> **Текст для чтения**
|---|

«В нашем театре вы публицистики не увидите»
В уходящем году исполнилось сто лет с момента возникновения Камерного театра и 65 лет с момента его исчезновения с театральной карты Москвы. 25 декабря в театре Пушкина, созданном на руинах Камерного, пройдет юбилейный вечер, посвященный памяти Александра Таирова и его легендарной труппы. Евгений ПИСАРЕВ рассказал корреспонденту «НИ» о театре, производившем «предметы роскоши», который опять оказался «не ко двору», о человеке, «свалившемся с Луны», а также о просвещенном абсолютизме как форме художественного руководства.
– Евгений, какими достижениями встречает театр Пушкина столетний юбилей театра Камерного?
–
Ответом на этот вопрос может быть в основном признание неудач. Не
нашлось денег ни на выставку, ни на альбом. Потерпела фиаско и моя
инициатива повесить на здание театра мемориальную доску с именами
основателей – Таирова и Коонен. Это тем более обидно, что в Москве нет
ни центра Таирова, ни памятника, ни переулков – ничего. Есть, к примеру,
Центр Мейерхольда, есть Театр Вахтангова, а имя Таирова в Москве никоим
образом не увековечено. Причем маленькую мемориальную доску театр готов
сделать собственными силами. Запрещено! Согласно закону 2009 года на
учреждениях культуры запрещено вешать мемориальные доски.

|---|

[Записи о том, где расположены элементы]

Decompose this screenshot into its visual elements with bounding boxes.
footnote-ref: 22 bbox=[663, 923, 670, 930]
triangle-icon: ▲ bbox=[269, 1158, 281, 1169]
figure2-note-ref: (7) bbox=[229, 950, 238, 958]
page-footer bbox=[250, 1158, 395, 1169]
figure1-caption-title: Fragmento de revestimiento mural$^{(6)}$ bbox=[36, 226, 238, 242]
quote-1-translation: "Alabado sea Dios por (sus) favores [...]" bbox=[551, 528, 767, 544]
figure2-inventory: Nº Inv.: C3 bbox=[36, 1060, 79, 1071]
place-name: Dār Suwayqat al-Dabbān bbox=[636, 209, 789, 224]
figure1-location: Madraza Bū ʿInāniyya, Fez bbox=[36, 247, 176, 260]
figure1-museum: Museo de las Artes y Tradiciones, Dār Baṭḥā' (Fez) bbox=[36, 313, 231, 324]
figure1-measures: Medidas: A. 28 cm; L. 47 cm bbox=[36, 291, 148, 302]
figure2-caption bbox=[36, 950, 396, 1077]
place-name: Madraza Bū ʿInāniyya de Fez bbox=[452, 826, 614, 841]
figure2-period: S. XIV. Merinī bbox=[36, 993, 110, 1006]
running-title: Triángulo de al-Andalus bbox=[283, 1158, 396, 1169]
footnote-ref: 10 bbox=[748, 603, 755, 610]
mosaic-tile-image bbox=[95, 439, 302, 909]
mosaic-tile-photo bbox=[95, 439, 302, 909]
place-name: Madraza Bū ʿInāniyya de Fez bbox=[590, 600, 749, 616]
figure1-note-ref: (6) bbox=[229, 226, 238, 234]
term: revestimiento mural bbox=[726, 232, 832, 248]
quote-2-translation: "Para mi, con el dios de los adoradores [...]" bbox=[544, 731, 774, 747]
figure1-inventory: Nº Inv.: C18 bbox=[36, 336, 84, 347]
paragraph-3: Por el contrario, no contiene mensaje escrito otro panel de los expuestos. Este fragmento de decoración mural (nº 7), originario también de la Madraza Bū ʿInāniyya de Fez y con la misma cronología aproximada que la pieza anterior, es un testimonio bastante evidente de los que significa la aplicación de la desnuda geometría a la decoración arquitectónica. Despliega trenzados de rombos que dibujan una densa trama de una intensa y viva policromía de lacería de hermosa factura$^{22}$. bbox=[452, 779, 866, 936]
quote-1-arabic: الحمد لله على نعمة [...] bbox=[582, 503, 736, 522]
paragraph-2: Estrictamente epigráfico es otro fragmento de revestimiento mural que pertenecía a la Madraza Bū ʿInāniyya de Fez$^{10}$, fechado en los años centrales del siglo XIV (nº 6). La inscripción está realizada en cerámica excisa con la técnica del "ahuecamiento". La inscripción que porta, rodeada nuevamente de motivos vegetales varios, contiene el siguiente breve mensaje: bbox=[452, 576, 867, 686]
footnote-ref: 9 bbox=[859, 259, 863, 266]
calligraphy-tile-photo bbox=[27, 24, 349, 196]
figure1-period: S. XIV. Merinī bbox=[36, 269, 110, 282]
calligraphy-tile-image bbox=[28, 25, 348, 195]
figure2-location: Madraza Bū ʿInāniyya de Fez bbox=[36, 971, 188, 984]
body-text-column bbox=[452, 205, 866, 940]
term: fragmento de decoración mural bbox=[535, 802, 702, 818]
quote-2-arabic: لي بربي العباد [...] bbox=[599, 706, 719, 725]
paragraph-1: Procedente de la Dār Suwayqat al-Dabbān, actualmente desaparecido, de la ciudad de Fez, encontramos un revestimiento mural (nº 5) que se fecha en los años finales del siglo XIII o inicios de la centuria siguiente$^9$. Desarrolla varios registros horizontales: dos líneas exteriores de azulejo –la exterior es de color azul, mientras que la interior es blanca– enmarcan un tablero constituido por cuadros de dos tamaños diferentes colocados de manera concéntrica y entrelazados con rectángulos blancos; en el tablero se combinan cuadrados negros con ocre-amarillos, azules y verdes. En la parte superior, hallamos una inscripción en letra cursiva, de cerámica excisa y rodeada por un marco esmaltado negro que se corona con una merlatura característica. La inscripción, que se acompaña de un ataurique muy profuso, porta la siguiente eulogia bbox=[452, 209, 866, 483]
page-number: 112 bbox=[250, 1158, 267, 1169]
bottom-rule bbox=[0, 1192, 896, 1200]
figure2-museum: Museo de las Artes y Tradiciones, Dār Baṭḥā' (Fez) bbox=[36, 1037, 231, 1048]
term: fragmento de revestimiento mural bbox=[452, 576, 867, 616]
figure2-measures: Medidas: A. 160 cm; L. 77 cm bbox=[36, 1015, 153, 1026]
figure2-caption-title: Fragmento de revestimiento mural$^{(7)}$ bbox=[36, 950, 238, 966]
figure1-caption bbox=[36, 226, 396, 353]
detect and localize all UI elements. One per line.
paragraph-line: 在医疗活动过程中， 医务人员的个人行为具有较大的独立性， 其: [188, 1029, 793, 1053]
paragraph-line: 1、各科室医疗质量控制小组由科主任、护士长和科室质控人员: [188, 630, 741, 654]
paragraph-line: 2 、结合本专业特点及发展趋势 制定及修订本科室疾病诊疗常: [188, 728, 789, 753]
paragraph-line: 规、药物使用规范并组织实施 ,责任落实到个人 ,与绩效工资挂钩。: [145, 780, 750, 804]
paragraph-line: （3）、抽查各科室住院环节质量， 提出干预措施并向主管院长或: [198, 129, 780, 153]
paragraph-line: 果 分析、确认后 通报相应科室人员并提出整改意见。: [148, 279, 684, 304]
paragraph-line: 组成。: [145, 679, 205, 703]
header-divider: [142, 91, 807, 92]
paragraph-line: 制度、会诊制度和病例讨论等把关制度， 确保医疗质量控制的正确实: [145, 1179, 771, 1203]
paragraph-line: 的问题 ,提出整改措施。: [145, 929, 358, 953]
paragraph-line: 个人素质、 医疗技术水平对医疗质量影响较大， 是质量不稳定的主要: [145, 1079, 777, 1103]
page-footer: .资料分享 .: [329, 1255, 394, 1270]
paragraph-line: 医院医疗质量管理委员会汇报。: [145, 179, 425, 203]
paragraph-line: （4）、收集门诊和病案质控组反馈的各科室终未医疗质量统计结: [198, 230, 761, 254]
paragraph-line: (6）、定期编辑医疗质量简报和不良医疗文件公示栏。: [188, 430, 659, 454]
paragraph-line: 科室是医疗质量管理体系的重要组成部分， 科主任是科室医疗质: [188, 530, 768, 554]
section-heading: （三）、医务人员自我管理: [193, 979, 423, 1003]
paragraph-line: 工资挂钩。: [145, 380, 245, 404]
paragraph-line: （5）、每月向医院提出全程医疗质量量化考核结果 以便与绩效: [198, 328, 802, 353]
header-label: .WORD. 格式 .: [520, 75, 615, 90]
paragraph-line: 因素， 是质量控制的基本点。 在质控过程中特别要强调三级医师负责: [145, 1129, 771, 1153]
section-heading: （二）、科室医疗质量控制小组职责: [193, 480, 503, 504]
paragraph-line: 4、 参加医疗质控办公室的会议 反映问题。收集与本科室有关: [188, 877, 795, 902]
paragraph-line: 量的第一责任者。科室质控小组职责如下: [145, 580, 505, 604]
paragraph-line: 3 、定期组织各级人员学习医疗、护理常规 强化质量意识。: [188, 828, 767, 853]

|---|

> **Условия задания**
1. Перепишите часть интервью о Камерном театре, которая начинается со слов «В уходящем году» и заканчивается словами «форме художественного руководства.», заменив «юбилейный вечер» на «торжественный вечер».
2. Изложите интервью о Камерном театре в двух предложениях.
3. Определите, соответствуют ли интервью о Камерном театре следующие утверждения: (а) Камерный театр исчез с театральной карты Москвы 65 лет назад; (б) в Москве есть центр Таирова; (в) театр не готов сам сделать мемориальную доску. На каждое ответьте «да» или «нет» и приведите решающие слова из текста.

> **Список решений**
1.
В уходящем году исполнилось сто лет с момента возникновения Камерного театра и 65 лет с момента его исчезновения с театральной карты Москвы. 25 декабря в театре Пушкина, созданном на руинах Камерного, пройдет торжественный вечер, посвященный памяти Александра Таирова и его легендарной труппы. Евгений ПИСАРЕВ рассказал корреспонденту «НИ» о театре, производившем «предметы роскоши», который опять оказался «не ко двору», о человеке, «свалившемся с Луны», а также о просвещенном абсолютизме как форме художественного руководства.

2. В уходящем году исполнилось сто лет с момента возникновения Камерного театра, и 25 декабря в театре Пушкина, созданном на его руинах, пройдет юбилейный вечер памяти Александра Таирова и его труппы. Евгений Писарев признает, что к юбилею не нашлось денег ни на выставку, ни на альбом, а повесить на здание театра мемориальную доску с именами Таирова и Коонен не удалось, так как закон 2009 года запрещает вешать такие доски на учреждениях культуры.

3.
(а) Да: «65 лет с момента его исчезновения с театральной карты Москвы».
(б) Нет: «в Москве нет ни центра Таирова».
(в) Нет: «маленькую мемориальную доску театр готов сделать собственными силами».